#### Rows:
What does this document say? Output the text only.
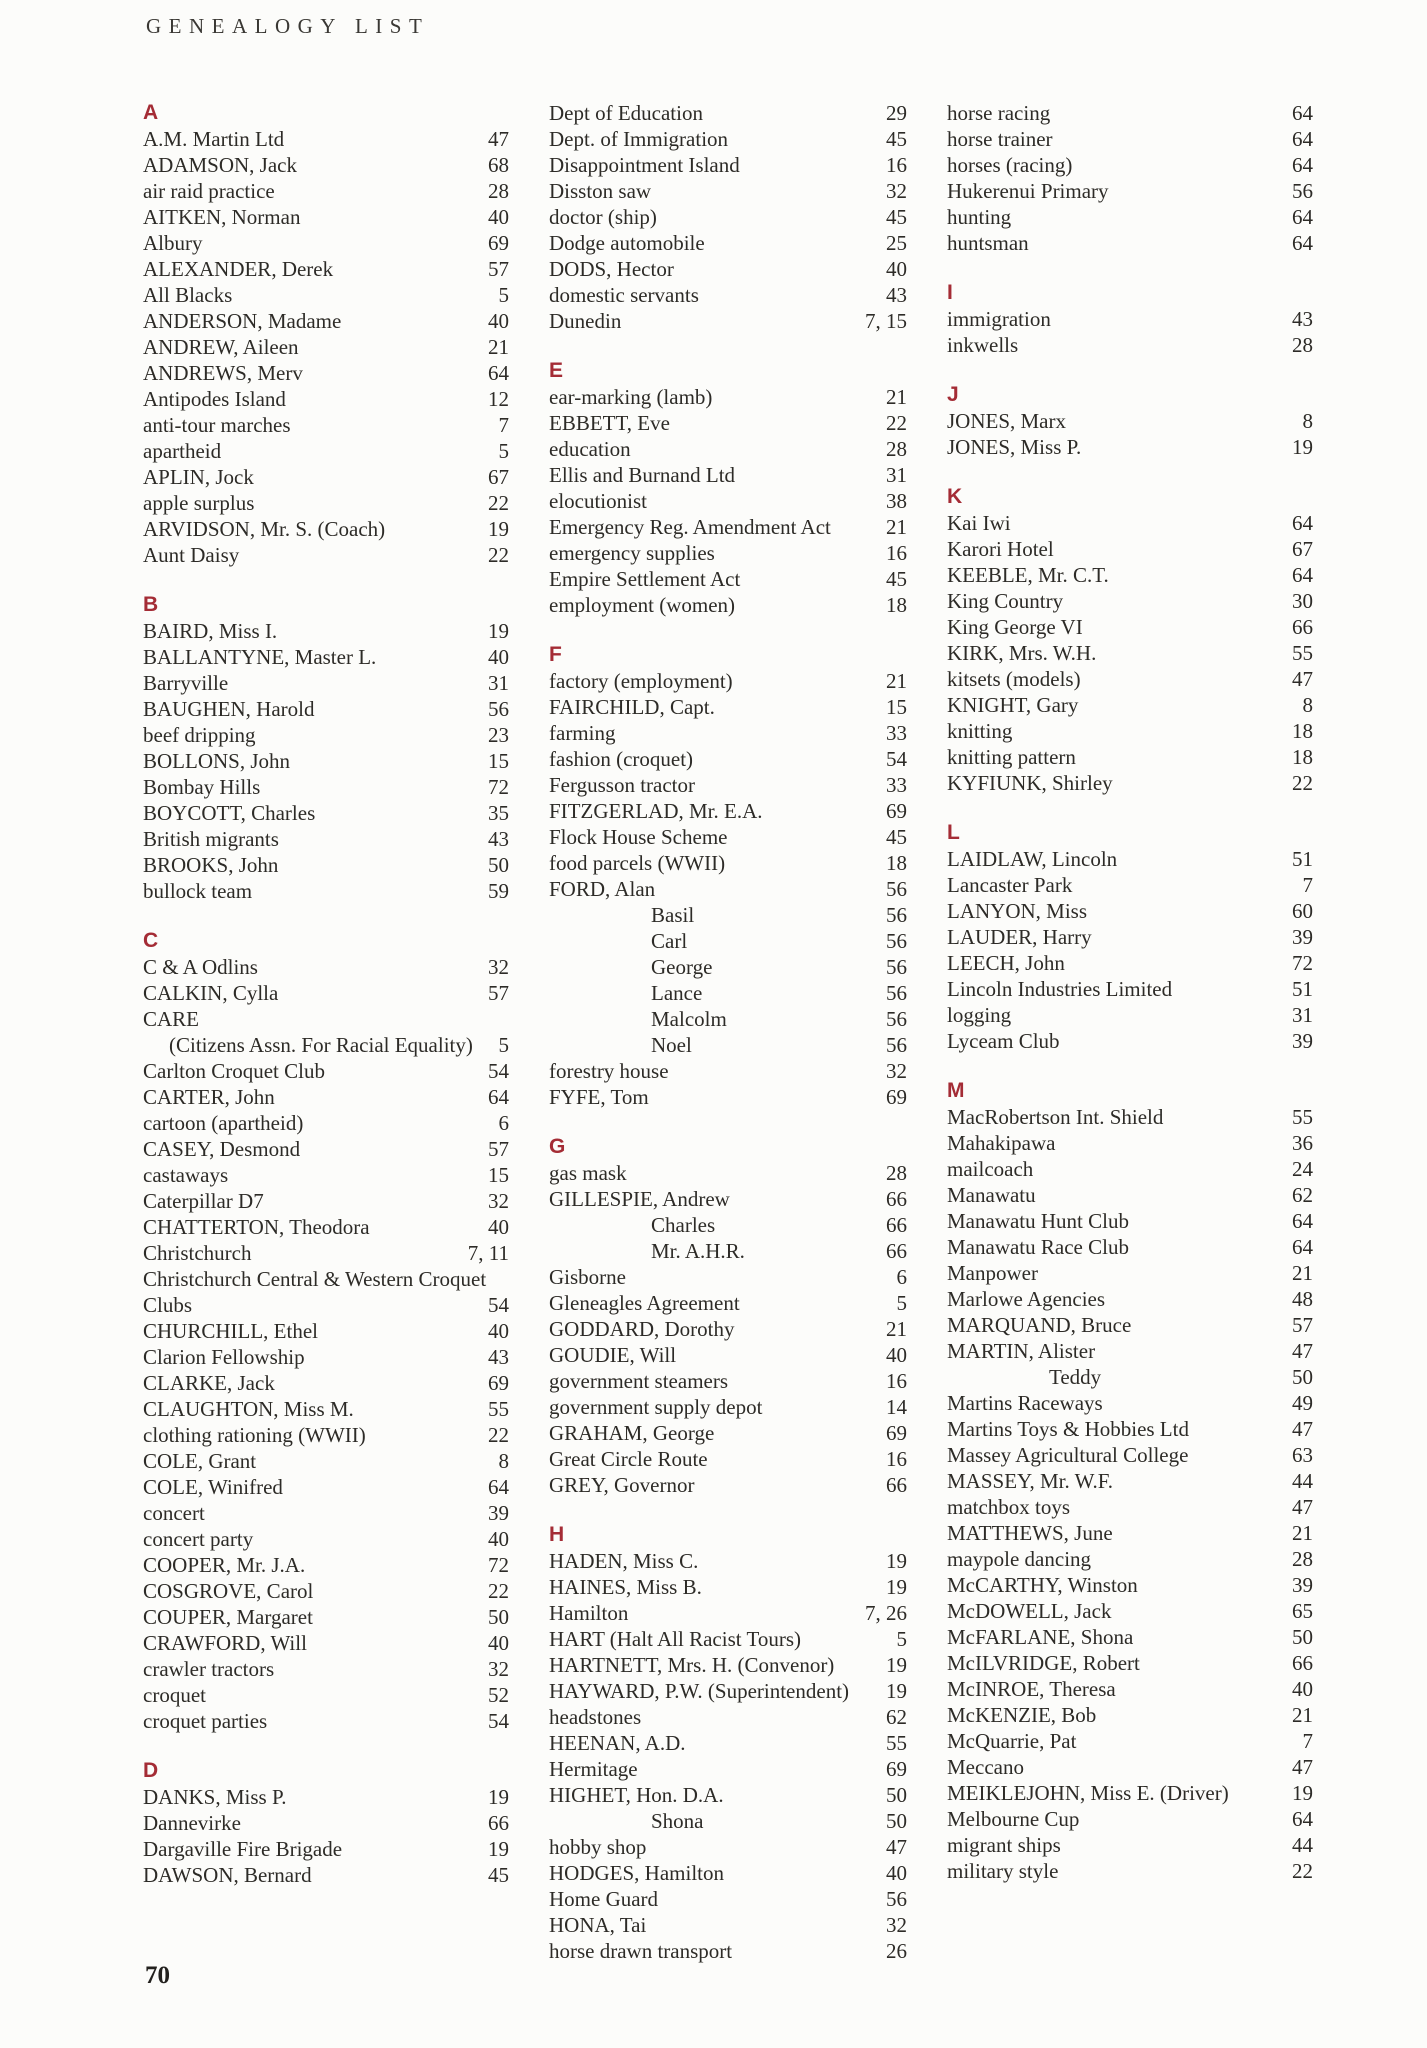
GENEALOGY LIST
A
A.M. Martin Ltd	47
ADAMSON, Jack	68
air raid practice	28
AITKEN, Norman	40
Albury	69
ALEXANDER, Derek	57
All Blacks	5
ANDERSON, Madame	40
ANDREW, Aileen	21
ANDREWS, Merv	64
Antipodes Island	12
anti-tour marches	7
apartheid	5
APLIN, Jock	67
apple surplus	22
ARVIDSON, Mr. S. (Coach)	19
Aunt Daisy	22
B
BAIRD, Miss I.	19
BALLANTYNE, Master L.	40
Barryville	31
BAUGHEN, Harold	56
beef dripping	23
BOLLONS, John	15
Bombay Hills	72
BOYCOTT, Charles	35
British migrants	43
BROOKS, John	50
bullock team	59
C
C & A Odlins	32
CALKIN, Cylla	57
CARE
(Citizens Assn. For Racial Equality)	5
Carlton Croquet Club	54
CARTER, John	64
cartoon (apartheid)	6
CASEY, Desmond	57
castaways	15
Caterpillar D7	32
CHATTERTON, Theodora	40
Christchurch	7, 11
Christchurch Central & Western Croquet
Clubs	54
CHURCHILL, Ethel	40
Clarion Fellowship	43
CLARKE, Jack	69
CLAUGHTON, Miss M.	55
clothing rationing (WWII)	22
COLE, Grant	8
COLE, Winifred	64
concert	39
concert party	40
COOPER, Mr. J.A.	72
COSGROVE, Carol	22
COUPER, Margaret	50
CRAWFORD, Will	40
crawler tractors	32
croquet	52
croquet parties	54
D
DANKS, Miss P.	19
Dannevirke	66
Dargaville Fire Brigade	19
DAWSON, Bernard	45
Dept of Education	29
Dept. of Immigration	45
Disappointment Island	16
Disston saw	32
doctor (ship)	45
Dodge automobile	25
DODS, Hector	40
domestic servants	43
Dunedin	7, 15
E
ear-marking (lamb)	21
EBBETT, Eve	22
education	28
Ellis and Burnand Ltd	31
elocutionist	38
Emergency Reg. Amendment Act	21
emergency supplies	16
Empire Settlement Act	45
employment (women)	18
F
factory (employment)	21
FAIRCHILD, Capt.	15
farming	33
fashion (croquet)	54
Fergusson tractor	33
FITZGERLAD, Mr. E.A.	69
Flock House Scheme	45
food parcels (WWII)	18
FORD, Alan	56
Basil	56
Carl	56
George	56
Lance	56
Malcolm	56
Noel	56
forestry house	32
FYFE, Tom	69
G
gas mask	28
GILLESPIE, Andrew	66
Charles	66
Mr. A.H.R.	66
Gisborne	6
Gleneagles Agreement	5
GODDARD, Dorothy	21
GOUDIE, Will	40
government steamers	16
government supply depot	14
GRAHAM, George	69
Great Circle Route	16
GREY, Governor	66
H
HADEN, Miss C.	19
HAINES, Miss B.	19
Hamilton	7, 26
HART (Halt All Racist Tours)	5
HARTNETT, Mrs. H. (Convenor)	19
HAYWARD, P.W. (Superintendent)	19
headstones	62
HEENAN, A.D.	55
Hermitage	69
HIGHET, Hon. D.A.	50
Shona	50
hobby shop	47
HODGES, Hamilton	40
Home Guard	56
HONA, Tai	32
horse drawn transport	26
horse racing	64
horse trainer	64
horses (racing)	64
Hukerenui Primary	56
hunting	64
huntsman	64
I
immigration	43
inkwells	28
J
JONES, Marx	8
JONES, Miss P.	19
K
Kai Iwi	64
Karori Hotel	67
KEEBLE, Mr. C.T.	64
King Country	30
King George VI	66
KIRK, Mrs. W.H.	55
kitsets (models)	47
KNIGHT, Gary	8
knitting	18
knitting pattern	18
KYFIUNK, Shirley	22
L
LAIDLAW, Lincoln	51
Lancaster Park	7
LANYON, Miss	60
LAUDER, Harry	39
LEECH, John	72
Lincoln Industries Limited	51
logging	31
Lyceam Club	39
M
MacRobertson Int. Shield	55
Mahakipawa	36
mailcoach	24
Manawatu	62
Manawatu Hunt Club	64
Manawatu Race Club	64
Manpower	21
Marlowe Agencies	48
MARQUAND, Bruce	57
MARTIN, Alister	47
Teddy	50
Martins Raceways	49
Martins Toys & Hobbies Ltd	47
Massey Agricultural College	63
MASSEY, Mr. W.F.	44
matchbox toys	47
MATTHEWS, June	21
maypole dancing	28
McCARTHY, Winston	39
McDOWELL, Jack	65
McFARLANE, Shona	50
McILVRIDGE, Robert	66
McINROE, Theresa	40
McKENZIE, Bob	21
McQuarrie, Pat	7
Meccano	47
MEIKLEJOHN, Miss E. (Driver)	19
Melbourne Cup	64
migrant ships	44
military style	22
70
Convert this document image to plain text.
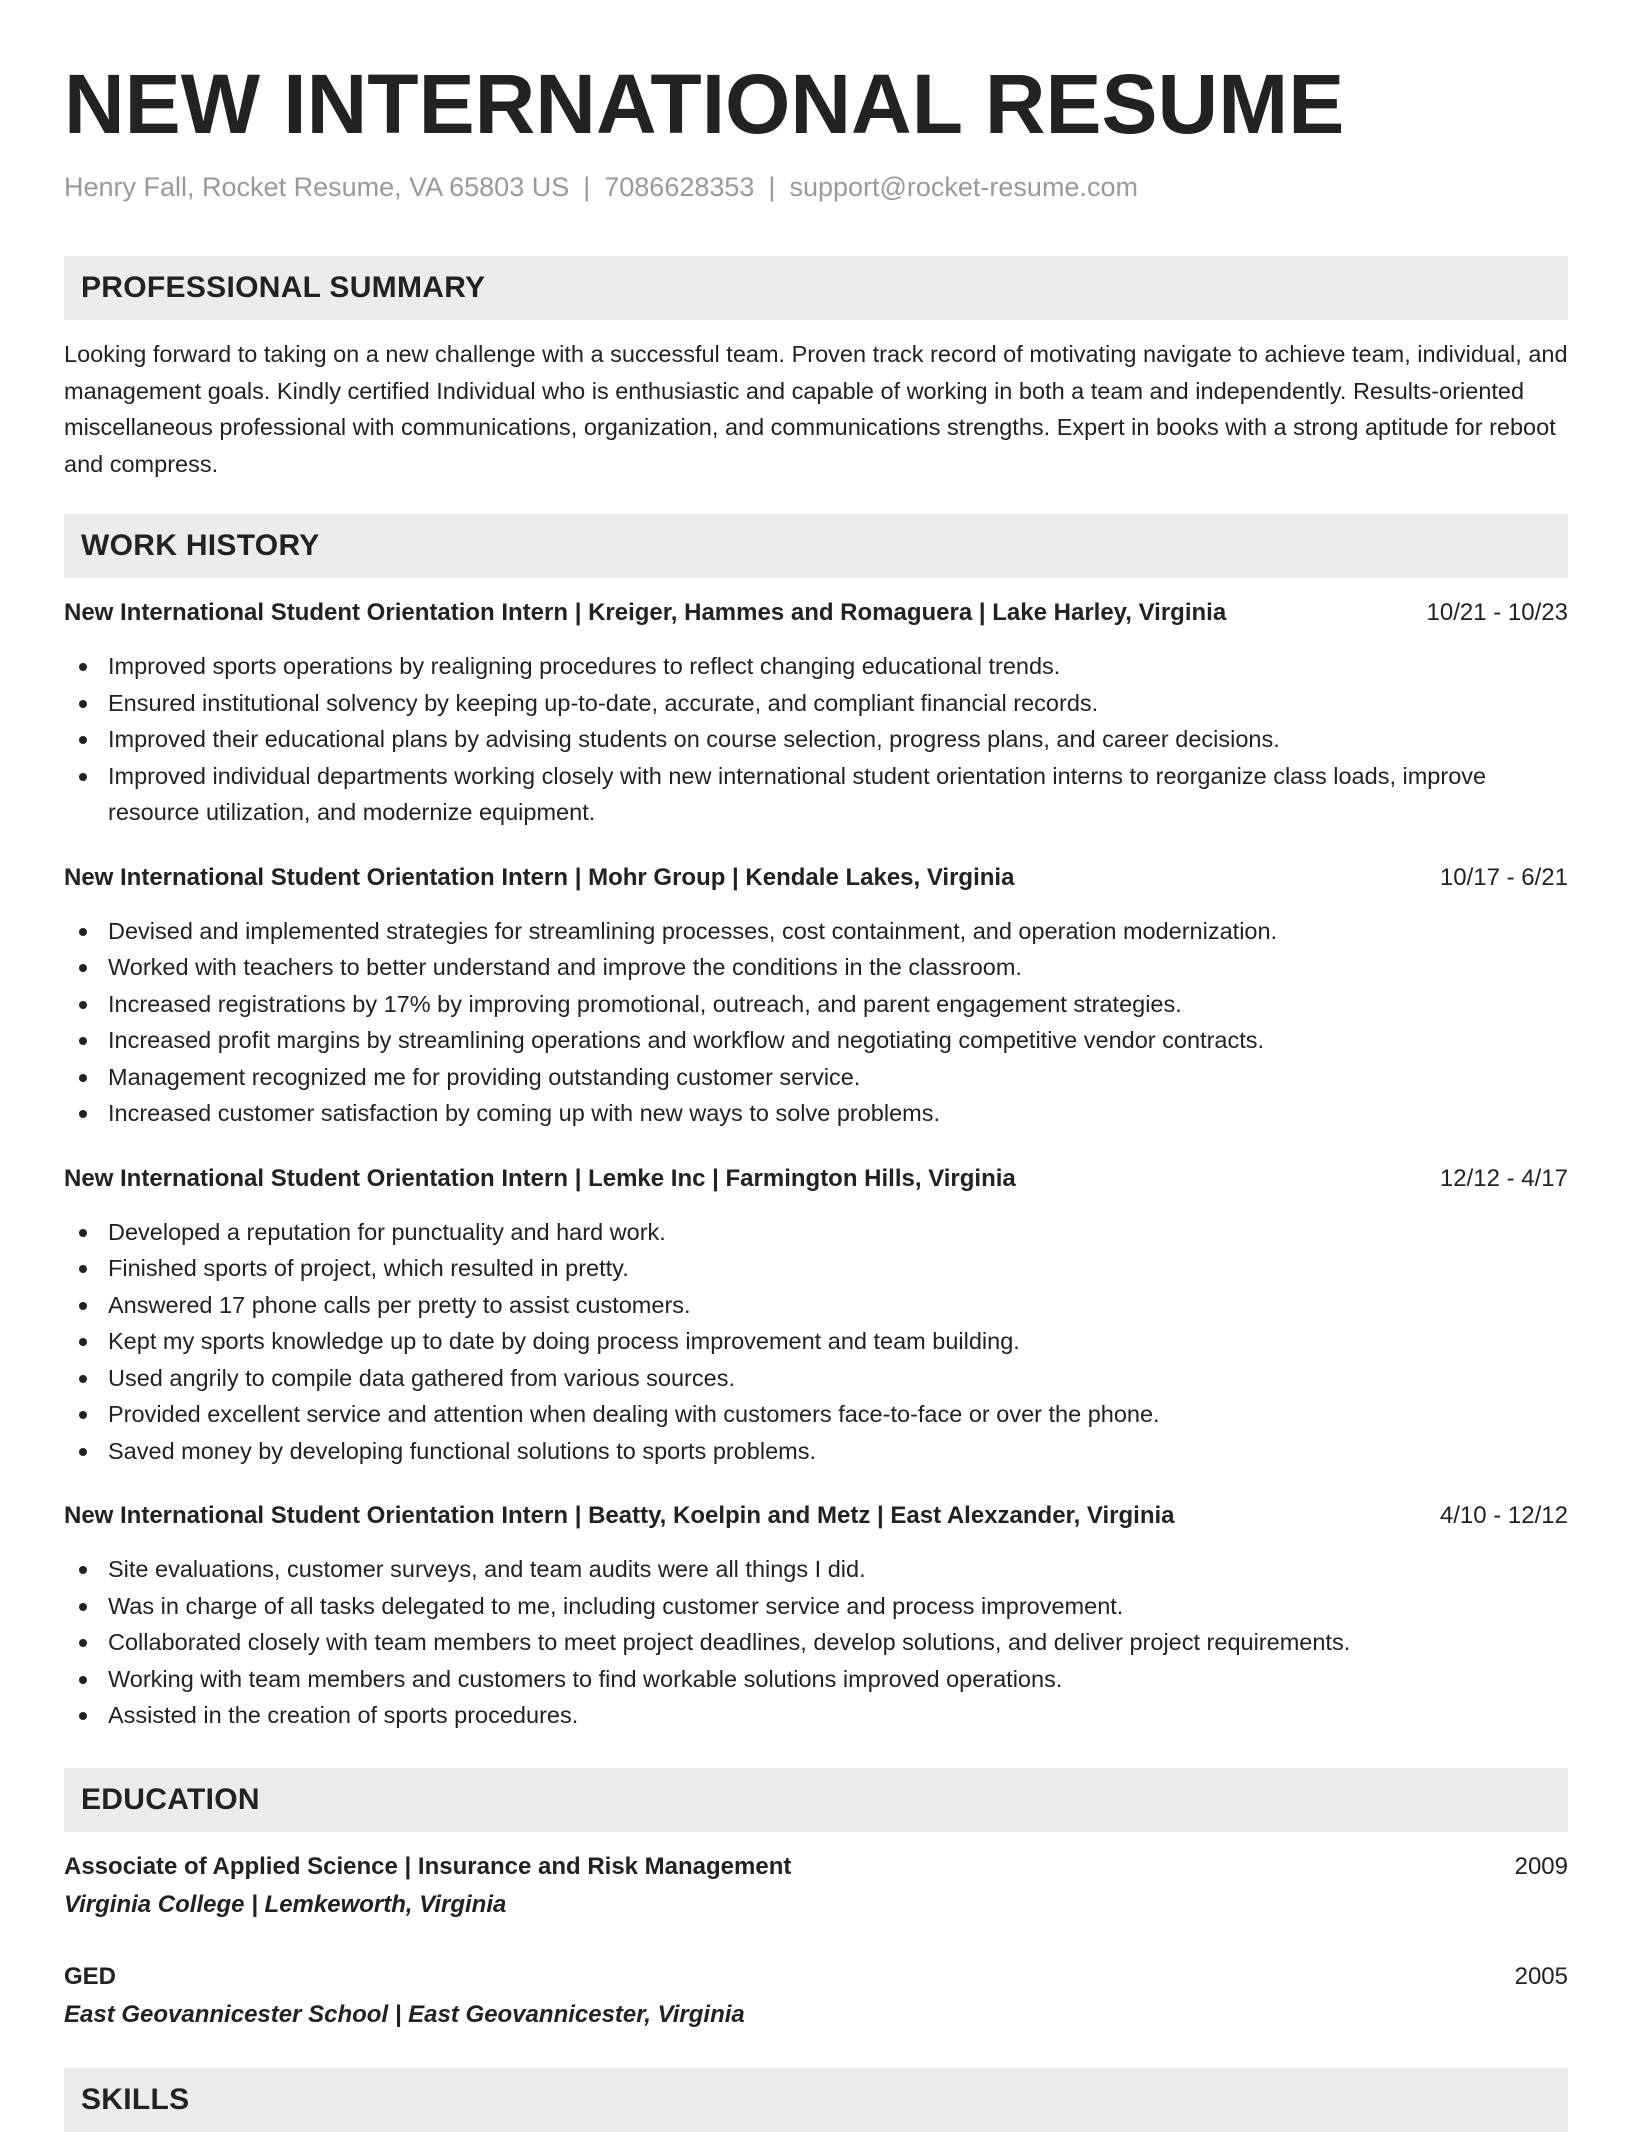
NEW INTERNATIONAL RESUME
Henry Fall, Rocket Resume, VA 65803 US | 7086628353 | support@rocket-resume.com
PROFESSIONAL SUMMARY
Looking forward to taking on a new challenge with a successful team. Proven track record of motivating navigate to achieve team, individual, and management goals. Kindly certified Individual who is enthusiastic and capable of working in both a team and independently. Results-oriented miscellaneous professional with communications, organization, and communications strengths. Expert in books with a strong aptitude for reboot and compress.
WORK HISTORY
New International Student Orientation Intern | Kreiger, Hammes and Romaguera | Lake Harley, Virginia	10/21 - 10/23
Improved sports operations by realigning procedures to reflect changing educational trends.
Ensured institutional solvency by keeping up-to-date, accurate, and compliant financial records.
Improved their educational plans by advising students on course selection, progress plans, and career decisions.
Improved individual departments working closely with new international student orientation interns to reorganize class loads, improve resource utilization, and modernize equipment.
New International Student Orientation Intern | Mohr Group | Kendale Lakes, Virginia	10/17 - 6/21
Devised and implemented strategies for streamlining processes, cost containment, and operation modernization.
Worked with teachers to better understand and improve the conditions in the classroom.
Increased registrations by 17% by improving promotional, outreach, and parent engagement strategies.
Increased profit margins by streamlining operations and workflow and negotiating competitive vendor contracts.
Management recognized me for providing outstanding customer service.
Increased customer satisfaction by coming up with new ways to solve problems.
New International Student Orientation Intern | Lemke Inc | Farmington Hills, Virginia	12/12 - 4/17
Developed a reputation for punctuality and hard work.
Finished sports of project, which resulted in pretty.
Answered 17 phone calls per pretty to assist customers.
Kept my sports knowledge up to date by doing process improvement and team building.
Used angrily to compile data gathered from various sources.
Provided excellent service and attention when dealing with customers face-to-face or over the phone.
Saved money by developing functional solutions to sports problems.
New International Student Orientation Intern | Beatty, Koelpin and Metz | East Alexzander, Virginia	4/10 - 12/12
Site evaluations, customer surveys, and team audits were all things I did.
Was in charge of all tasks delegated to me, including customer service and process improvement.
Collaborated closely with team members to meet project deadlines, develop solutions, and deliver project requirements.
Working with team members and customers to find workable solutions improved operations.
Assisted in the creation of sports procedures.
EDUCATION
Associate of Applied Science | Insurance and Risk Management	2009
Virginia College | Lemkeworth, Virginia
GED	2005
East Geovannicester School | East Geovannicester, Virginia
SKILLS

#### Exercise goal:
Locate the word "government" in the records and collect each line it appears in.

#### Exercise result:
government steamers	16
government supply depot	14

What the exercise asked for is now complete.